[Start INPUT RECORDS]

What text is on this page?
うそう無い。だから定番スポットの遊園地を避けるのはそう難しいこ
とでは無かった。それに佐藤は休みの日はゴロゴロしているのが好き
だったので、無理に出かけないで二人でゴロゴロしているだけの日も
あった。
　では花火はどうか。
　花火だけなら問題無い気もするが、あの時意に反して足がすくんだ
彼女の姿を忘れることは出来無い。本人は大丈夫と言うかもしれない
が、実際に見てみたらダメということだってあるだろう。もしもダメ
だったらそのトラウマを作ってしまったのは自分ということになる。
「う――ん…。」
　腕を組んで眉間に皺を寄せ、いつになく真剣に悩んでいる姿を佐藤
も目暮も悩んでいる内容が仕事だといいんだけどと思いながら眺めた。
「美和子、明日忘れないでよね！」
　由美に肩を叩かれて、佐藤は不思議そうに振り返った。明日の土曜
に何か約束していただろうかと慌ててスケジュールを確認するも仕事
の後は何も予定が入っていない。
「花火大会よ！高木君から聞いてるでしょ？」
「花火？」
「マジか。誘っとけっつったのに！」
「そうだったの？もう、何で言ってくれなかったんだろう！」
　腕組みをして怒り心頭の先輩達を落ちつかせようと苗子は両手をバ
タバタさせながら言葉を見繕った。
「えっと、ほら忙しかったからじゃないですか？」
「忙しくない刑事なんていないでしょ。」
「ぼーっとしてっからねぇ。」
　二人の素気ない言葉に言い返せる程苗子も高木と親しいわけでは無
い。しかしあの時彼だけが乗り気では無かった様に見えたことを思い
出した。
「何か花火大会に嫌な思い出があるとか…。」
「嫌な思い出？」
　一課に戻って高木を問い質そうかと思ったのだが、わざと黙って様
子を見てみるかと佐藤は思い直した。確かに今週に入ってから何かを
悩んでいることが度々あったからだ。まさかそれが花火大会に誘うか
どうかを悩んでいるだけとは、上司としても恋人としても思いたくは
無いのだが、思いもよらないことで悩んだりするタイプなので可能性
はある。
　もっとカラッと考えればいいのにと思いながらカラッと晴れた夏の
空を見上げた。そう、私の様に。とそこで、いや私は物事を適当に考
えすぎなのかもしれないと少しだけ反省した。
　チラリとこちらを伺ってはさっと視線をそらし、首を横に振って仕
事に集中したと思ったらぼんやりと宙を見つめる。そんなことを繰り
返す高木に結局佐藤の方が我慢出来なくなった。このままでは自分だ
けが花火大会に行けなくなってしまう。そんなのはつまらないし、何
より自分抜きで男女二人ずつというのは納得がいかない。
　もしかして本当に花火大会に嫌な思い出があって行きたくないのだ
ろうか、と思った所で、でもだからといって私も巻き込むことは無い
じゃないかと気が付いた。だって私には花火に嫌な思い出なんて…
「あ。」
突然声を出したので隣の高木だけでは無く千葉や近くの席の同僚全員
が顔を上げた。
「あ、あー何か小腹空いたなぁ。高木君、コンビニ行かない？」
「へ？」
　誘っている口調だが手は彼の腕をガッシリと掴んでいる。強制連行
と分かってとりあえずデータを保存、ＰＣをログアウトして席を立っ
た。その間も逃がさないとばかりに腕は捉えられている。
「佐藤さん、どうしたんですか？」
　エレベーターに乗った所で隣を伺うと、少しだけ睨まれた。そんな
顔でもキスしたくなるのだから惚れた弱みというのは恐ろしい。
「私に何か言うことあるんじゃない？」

[End INPUT RECORDS]

__GIVEN REQUEST__. Can you reproduce all the material exactly?

__ANSWER TO THE PROBLEM__.
What text is on this page?
うそう無い。だから定番スポットの遊園地を避けるのはそう難しいこ
とでは無かった。それに佐藤は休みの日はゴロゴロしているのが好き
だったので、無理に出かけないで二人でゴロゴロしているだけの日も
あった。
　では花火はどうか。
　花火だけなら問題無い気もするが、あの時意に反して足がすくんだ
彼女の姿を忘れることは出来無い。本人は大丈夫と言うかもしれない
が、実際に見てみたらダメということだってあるだろう。もしもダメ
だったらそのトラウマを作ってしまったのは自分ということになる。
「う――ん…。」
　腕を組んで眉間に皺を寄せ、いつになく真剣に悩んでいる姿を佐藤
も目暮も悩んでいる内容が仕事だといいんだけどと思いながら眺めた。
「美和子、明日忘れないでよね！」
　由美に肩を叩かれて、佐藤は不思議そうに振り返った。明日の土曜
に何か約束していただろうかと慌ててスケジュールを確認するも仕事
の後は何も予定が入っていない。
「花火大会よ！高木君から聞いてるでしょ？」
「花火？」
「マジか。誘っとけっつったのに！」
「そうだったの？もう、何で言ってくれなかったんだろう！」
　腕組みをして怒り心頭の先輩達を落ちつかせようと苗子は両手をバ
タバタさせながら言葉を見繕った。
「えっと、ほら忙しかったからじゃないですか？」
「忙しくない刑事なんていないでしょ。」
「ぼーっとしてっからねぇ。」
　二人の素気ない言葉に言い返せる程苗子も高木と親しいわけでは無
い。しかしあの時彼だけが乗り気では無かった様に見えたことを思い
出した。
「何か花火大会に嫌な思い出があるとか…。」
「嫌な思い出？」
　一課に戻って高木を問い質そうかと思ったのだが、わざと黙って様
子を見てみるかと佐藤は思い直した。確かに今週に入ってから何かを
悩んでいることが度々あったからだ。まさかそれが花火大会に誘うか
どうかを悩んでいるだけとは、上司としても恋人としても思いたくは
無いのだが、思いもよらないことで悩んだりするタイプなので可能性
はある。
　もっとカラッと考えればいいのにと思いながらカラッと晴れた夏の
空を見上げた。そう、私の様に。とそこで、いや私は物事を適当に考
えすぎなのかもしれないと少しだけ反省した。
　チラリとこちらを伺ってはさっと視線をそらし、首を横に振って仕
事に集中したと思ったらぼんやりと宙を見つめる。そんなことを繰り
返す高木に結局佐藤の方が我慢出来なくなった。このままでは自分だ
けが花火大会に行けなくなってしまう。そんなのはつまらないし、何
より自分抜きで男女二人ずつというのは納得がいかない。
　もしかして本当に花火大会に嫌な思い出があって行きたくないのだ
ろうか、と思った所で、でもだからといって私も巻き込むことは無い
じゃないかと気が付いた。だって私には花火に嫌な思い出なんて…
「あ。」
突然声を出したので隣の高木だけでは無く千葉や近くの席の同僚全員
が顔を上げた。
「あ、あー何か小腹空いたなぁ。高木君、コンビニ行かない？」
「へ？」
　誘っている口調だが手は彼の腕をガッシリと掴んでいる。強制連行
と分かってとりあえずデータを保存、ＰＣをログアウトして席を立っ
た。その間も逃がさないとばかりに腕は捉えられている。
「佐藤さん、どうしたんですか？」
　エレベーターに乗った所で隣を伺うと、少しだけ睨まれた。そんな
顔でもキスしたくなるのだから惚れた弱みというのは恐ろしい。
「私に何か言うことあるんじゃない？」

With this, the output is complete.